• [Task directions] Lift every line from the entries that includes the word "وأورده".

• [Data]

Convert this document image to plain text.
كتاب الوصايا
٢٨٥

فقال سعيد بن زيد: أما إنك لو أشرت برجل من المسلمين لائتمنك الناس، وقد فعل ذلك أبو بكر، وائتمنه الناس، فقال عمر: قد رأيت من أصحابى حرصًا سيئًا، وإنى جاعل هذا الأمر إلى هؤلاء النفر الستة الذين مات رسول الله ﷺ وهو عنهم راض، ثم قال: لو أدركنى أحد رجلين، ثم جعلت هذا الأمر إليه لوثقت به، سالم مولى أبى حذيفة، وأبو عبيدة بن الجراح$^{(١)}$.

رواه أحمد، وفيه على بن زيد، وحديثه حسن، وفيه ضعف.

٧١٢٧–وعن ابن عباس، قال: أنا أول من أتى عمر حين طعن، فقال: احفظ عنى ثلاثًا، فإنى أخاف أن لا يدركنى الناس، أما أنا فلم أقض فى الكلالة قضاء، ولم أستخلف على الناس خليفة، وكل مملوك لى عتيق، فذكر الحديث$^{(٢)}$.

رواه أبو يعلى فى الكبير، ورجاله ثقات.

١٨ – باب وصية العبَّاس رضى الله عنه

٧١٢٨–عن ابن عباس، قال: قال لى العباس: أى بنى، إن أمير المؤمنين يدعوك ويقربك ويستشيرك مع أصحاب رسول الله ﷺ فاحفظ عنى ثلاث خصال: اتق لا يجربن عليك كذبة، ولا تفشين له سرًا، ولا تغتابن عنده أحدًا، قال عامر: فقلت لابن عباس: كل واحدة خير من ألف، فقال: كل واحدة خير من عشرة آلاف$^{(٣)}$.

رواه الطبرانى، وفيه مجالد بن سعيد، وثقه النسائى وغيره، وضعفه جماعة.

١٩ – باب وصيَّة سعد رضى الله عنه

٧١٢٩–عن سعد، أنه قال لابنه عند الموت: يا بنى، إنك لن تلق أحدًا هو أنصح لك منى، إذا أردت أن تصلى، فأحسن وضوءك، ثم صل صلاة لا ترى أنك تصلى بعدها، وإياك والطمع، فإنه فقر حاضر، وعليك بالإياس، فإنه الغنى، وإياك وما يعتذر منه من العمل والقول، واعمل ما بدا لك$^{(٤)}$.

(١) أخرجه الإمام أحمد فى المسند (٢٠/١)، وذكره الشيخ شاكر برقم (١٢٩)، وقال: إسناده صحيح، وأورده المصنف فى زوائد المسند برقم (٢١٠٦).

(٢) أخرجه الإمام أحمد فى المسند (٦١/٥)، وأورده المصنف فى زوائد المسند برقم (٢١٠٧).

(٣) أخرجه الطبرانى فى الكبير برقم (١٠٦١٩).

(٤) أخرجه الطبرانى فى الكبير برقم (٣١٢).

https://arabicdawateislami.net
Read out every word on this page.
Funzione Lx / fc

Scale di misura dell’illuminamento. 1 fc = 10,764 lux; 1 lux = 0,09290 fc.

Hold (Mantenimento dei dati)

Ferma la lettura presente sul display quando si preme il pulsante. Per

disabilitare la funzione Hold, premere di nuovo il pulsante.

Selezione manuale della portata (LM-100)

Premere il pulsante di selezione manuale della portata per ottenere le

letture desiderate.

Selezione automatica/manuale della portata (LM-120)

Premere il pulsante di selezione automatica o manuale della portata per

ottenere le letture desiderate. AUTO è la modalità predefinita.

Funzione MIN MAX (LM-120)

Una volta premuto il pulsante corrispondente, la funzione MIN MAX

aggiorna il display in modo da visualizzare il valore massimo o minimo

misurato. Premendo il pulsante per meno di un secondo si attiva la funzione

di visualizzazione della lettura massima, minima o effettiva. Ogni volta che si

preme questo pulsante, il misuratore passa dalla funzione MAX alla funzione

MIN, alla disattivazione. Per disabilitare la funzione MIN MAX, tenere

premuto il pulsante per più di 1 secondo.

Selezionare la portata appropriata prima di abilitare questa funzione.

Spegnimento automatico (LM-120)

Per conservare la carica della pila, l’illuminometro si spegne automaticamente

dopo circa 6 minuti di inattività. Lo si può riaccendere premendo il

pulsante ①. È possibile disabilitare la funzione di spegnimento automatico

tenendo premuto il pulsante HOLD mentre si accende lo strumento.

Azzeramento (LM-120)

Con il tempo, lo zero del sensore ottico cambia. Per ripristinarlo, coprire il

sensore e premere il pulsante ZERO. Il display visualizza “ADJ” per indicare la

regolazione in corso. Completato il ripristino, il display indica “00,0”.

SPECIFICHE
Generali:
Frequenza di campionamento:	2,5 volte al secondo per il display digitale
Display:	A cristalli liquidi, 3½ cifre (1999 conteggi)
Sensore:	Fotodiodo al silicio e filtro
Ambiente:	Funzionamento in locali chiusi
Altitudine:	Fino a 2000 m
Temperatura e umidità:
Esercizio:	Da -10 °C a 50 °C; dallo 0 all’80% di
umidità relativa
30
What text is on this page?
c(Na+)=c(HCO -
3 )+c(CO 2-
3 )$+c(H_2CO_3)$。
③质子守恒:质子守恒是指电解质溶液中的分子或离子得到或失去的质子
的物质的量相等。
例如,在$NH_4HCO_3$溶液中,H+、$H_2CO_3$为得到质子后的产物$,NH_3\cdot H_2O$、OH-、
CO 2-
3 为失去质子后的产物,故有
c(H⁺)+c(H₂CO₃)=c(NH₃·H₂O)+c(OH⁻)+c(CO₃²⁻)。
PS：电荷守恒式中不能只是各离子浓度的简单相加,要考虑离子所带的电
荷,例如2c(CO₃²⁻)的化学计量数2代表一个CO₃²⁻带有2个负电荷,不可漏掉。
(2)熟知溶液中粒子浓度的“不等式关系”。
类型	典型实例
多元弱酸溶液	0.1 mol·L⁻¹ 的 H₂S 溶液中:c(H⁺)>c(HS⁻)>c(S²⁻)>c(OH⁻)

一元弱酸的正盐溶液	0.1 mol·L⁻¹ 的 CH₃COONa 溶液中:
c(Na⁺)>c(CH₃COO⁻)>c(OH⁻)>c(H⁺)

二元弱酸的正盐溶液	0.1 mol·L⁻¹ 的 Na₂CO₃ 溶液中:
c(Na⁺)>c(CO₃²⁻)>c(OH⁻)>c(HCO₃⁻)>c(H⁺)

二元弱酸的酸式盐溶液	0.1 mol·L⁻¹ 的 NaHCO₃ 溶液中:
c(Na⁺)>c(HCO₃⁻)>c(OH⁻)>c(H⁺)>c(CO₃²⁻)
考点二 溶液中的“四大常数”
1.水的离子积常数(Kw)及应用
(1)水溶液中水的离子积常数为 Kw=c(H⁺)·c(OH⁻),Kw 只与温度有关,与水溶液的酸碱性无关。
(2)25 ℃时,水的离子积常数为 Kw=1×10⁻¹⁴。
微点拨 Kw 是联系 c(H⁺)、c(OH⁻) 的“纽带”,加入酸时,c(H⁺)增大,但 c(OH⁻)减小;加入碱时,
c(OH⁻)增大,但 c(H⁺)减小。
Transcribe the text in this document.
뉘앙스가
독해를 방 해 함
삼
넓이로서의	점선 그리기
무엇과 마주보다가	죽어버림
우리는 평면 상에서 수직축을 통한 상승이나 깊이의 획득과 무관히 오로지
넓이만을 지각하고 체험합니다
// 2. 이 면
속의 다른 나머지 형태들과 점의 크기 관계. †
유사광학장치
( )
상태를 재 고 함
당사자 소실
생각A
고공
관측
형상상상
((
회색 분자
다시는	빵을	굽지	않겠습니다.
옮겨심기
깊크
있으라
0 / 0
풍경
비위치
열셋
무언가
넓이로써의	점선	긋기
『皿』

• [Expected output]
(١) أخرجه الإمام أحمد فى المسند (٢٠/١)، وذكره الشيخ شاكر برقم (١٢٩)، وقال: إسناده صحيح، وأورده المصنف فى زوائد المسند برقم (٢١٠٦).
(٢) أخرجه الإمام أحمد فى المسند (٦١/٥)، وأورده المصنف فى زوائد المسند برقم (٢١٠٧).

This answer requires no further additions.